+++ Records supplied

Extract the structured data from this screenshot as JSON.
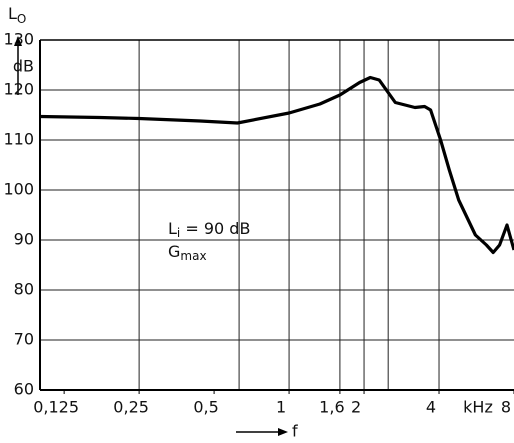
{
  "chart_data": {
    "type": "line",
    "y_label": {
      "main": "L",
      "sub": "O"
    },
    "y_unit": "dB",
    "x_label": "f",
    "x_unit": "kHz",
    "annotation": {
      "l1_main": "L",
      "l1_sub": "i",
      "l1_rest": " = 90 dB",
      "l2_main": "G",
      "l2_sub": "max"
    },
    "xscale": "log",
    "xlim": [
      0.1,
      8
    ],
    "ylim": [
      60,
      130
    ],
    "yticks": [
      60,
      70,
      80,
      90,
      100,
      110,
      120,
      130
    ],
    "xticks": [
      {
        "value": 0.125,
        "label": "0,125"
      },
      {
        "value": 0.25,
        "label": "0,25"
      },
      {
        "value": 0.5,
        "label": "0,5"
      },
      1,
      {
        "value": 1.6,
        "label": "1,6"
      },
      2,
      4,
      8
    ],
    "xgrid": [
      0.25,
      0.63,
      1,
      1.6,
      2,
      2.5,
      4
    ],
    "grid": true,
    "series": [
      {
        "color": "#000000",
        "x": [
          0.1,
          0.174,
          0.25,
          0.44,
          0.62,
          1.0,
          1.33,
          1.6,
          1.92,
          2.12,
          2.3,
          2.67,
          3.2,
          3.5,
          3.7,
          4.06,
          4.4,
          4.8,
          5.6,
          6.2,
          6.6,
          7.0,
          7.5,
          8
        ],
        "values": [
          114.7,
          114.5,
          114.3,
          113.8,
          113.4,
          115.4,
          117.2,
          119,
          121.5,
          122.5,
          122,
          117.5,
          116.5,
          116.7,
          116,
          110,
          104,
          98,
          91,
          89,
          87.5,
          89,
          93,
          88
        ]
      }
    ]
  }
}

++++++
+++ Records supplied

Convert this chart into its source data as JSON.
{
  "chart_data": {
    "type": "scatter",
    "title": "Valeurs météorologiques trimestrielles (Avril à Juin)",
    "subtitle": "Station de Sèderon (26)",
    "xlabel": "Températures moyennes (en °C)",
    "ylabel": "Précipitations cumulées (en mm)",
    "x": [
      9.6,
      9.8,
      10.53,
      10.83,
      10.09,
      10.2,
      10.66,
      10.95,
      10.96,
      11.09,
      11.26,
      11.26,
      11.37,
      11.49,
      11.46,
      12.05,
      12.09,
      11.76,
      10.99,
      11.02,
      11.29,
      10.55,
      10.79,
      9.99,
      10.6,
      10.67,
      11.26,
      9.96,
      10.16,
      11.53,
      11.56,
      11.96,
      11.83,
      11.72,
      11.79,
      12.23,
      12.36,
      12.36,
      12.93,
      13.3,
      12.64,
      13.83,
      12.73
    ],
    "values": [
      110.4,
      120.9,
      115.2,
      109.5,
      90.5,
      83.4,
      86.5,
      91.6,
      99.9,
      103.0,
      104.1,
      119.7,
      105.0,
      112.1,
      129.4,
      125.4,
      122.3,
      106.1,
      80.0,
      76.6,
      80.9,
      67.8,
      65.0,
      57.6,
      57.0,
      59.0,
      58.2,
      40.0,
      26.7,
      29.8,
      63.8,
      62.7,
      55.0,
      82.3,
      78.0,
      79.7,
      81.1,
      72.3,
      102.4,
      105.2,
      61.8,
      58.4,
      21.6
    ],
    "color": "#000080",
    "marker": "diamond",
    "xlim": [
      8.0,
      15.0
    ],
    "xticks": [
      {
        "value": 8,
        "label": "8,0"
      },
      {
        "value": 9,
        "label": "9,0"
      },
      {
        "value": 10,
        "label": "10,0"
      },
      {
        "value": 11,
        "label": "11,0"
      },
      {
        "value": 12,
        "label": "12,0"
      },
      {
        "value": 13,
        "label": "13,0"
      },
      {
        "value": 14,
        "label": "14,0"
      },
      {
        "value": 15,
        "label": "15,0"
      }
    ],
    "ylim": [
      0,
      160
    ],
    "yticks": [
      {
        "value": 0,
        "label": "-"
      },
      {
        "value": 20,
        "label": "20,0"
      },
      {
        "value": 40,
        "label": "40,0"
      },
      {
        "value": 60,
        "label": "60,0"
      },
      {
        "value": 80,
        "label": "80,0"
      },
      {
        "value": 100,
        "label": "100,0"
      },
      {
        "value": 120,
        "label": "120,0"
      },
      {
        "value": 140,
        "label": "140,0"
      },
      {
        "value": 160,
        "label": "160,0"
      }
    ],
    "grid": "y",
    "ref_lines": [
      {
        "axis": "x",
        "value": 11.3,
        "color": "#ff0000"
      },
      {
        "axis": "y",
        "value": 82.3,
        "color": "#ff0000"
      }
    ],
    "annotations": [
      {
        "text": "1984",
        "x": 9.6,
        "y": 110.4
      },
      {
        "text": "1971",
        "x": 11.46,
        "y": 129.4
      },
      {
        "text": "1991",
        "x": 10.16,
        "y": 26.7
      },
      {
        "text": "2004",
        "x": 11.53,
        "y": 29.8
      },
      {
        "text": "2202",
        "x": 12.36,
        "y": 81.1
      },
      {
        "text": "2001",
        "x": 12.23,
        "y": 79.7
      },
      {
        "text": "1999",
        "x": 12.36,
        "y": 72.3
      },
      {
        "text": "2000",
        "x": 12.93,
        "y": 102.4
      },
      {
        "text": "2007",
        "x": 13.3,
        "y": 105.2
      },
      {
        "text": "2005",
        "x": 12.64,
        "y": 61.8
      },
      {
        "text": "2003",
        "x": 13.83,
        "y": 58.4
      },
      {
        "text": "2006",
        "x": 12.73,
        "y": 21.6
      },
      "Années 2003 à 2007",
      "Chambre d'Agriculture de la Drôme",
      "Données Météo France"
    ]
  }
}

++++++

▶ _Work to be completed_: Find how many lines of the entries contain "JSON". Respond with the number only.

▶ _Solution for this task_: 2